#### Brief
Copy each line below in which the string "this" occurs.

#### Stored data entries
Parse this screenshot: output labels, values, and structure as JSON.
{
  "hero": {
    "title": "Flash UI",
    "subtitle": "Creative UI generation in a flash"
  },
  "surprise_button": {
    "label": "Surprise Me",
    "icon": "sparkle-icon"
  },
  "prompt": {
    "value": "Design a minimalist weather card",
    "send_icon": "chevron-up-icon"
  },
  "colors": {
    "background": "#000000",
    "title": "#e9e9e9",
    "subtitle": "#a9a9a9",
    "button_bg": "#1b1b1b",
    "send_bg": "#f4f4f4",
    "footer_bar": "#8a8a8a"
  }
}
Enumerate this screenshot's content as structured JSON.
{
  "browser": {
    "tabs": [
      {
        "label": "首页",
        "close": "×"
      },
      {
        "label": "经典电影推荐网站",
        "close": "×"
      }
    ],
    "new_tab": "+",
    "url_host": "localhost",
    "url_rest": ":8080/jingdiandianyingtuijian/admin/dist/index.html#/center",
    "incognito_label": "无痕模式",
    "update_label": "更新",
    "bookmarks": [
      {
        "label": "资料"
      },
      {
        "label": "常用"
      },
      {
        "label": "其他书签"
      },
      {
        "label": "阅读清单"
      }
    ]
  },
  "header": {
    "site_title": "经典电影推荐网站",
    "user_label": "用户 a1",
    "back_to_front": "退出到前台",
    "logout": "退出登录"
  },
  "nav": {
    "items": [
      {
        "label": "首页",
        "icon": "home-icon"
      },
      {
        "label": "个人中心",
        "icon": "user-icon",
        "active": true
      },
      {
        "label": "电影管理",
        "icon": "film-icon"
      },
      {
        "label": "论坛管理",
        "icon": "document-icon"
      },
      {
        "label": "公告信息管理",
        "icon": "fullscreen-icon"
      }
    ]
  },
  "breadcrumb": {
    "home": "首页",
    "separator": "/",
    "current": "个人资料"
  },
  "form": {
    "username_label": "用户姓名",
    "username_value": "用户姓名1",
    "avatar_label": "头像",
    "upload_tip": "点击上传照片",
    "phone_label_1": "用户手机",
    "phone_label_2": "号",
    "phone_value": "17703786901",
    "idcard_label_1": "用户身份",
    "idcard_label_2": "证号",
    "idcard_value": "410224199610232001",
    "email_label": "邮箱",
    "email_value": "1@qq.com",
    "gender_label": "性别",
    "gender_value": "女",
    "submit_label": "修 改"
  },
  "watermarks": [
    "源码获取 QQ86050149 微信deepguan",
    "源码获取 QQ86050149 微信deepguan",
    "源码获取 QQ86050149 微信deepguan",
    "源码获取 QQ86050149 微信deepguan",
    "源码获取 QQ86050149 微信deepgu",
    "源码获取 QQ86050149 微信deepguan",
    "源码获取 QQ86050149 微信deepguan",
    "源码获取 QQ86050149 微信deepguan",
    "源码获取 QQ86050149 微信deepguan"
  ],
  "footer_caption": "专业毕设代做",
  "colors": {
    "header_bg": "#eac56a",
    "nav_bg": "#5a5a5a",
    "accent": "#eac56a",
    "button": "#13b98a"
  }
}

#### Result
Parse this screenshot: output labels, values, and structure as JSON.
Enumerate this screenshot's content as structured JSON.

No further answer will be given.